[Raw records]
-- Begin --

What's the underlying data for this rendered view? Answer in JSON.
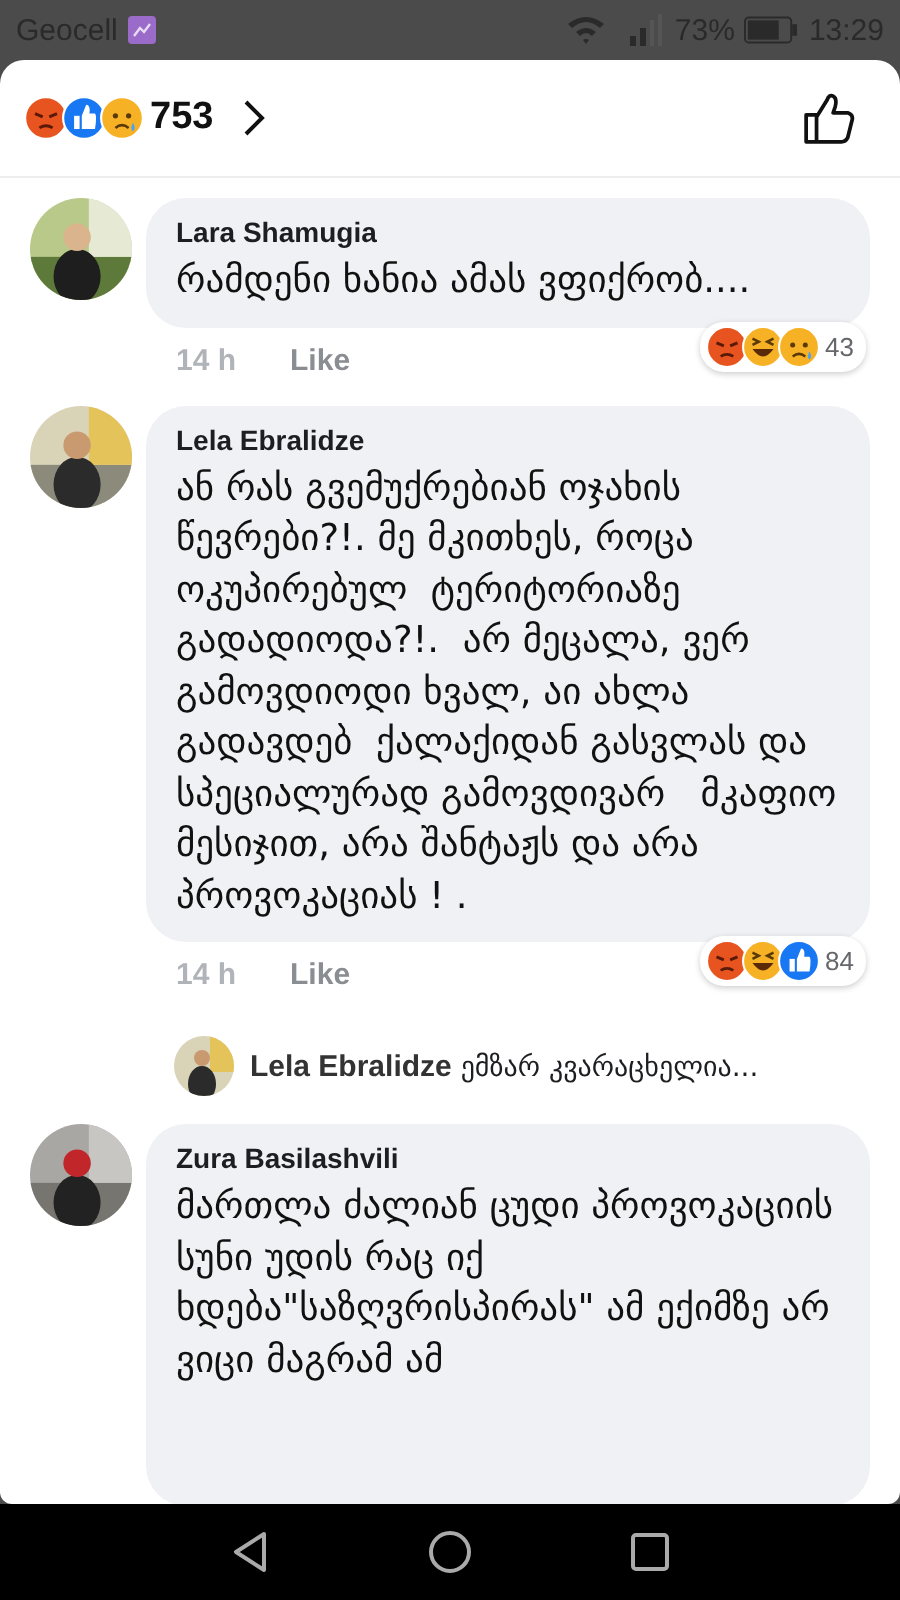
{
  "status_bar": {
    "carrier": "Geocell",
    "battery": "73%",
    "time": "13:29"
  },
  "header": {
    "reactions": [
      {
        "kind": "angry"
      },
      {
        "kind": "like"
      },
      {
        "kind": "sad"
      }
    ],
    "count": "753"
  },
  "comments": [
    {
      "author": "Lara Shamugia",
      "text": "რამდენი ხანია ამას ვფიქრობ....",
      "time": "14 h",
      "like": "Like",
      "reactions": [
        {
          "kind": "angry"
        },
        {
          "kind": "haha"
        },
        {
          "kind": "sad"
        }
      ],
      "reaction_count": "43"
    },
    {
      "author": "Lela Ebralidze",
      "text": "ან რას გვემუქრებიან ოჯახის წევრები?!. მე მკითხეს, როცა ოკუპირებულ  ტერიტორიაზე გადადიოდა?!.  არ მეცალა, ვერ გამოვდიოდი ხვალ, აი ახლა გადავდებ  ქალაქიდან გასვლას და სპეციალურად გამოვდივარ   მკაფიო მესიჯით, არა შანტაჟს და არა პროვოკაციას ! .",
      "time": "14 h",
      "like": "Like",
      "reactions": [
        {
          "kind": "angry"
        },
        {
          "kind": "haha"
        },
        {
          "kind": "like"
        }
      ],
      "reaction_count": "84",
      "reply": {
        "author": "Lela Ebralidze",
        "text": "ემზარ კვარაცხელია..."
      }
    },
    {
      "author": "Zura Basilashvili",
      "text": "მართლა ძალიან ცუდი პროვოკაციის სუნი უდის რაც იქ ხდება\"საზღვრისპირას\" ამ ექიმზე არ ვიცი მაგრამ ამ"
    }
  ]
}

-- End --

Search the listing for the word "author" and return each line that holds it.

      "author": "Lara Shamugia",
      "author": "Lela Ebralidze",
        "author": "Lela Ebralidze",
      "author": "Zura Basilashvili",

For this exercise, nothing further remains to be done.